··· Input data

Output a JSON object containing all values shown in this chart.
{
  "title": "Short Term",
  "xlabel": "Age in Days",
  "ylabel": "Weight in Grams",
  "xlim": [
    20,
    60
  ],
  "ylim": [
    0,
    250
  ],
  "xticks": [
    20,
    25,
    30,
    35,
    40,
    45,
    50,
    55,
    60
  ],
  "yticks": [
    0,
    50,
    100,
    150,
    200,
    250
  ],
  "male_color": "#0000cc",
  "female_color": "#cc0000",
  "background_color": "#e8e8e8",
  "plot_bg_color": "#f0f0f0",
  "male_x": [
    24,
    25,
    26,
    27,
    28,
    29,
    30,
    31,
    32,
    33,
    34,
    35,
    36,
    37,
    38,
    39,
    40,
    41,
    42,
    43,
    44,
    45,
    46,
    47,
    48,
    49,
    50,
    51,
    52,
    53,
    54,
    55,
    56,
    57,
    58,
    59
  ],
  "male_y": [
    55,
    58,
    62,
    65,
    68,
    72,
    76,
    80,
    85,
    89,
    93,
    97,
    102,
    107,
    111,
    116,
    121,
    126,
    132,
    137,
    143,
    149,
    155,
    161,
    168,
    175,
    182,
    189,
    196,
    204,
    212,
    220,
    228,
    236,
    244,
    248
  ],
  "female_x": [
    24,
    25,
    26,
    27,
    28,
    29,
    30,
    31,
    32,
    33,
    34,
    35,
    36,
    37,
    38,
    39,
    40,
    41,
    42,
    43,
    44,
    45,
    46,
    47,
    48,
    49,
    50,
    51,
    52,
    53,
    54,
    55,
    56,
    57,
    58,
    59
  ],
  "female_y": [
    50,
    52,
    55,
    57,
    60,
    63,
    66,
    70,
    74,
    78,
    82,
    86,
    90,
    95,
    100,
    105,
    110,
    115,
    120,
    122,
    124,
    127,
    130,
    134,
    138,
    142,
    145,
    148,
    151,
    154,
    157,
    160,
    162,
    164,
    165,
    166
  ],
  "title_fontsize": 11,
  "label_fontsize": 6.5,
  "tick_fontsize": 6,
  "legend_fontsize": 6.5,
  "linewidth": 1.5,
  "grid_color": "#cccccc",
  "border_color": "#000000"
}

······

What is needed
Transcribe the records above exactly as they appear.

The completed task
Output a JSON object containing all values shown in this chart.
{
  "title": "Short Term",
  "xlabel": "Age in Days",
  "ylabel": "Weight in Grams",
  "xlim": [
    20,
    60
  ],
  "ylim": [
    0,
    250
  ],
  "xticks": [
    20,
    25,
    30,
    35,
    40,
    45,
    50,
    55,
    60
  ],
  "yticks": [
    0,
    50,
    100,
    150,
    200,
    250
  ],
  "male_color": "#0000cc",
  "female_color": "#cc0000",
  "background_color": "#e8e8e8",
  "plot_bg_color": "#f0f0f0",
  "male_x": [
    24,
    25,
    26,
    27,
    28,
    29,
    30,
    31,
    32,
    33,
    34,
    35,
    36,
    37,
    38,
    39,
    40,
    41,
    42,
    43,
    44,
    45,
    46,
    47,
    48,
    49,
    50,
    51,
    52,
    53,
    54,
    55,
    56,
    57,
    58,
    59
  ],
  "male_y": [
    55,
    58,
    62,
    65,
    68,
    72,
    76,
    80,
    85,
    89,
    93,
    97,
    102,
    107,
    111,
    116,
    121,
    126,
    132,
    137,
    143,
    149,
    155,
    161,
    168,
    175,
    182,
    189,
    196,
    204,
    212,
    220,
    228,
    236,
    244,
    248
  ],
  "female_x": [
    24,
    25,
    26,
    27,
    28,
    29,
    30,
    31,
    32,
    33,
    34,
    35,
    36,
    37,
    38,
    39,
    40,
    41,
    42,
    43,
    44,
    45,
    46,
    47,
    48,
    49,
    50,
    51,
    52,
    53,
    54,
    55,
    56,
    57,
    58,
    59
  ],
  "female_y": [
    50,
    52,
    55,
    57,
    60,
    63,
    66,
    70,
    74,
    78,
    82,
    86,
    90,
    95,
    100,
    105,
    110,
    115,
    120,
    122,
    124,
    127,
    130,
    134,
    138,
    142,
    145,
    148,
    151,
    154,
    157,
    160,
    162,
    164,
    165,
    166
  ],
  "title_fontsize": 11,
  "label_fontsize": 6.5,
  "tick_fontsize": 6,
  "legend_fontsize": 6.5,
  "linewidth": 1.5,
  "grid_color": "#cccccc",
  "border_color": "#000000"
}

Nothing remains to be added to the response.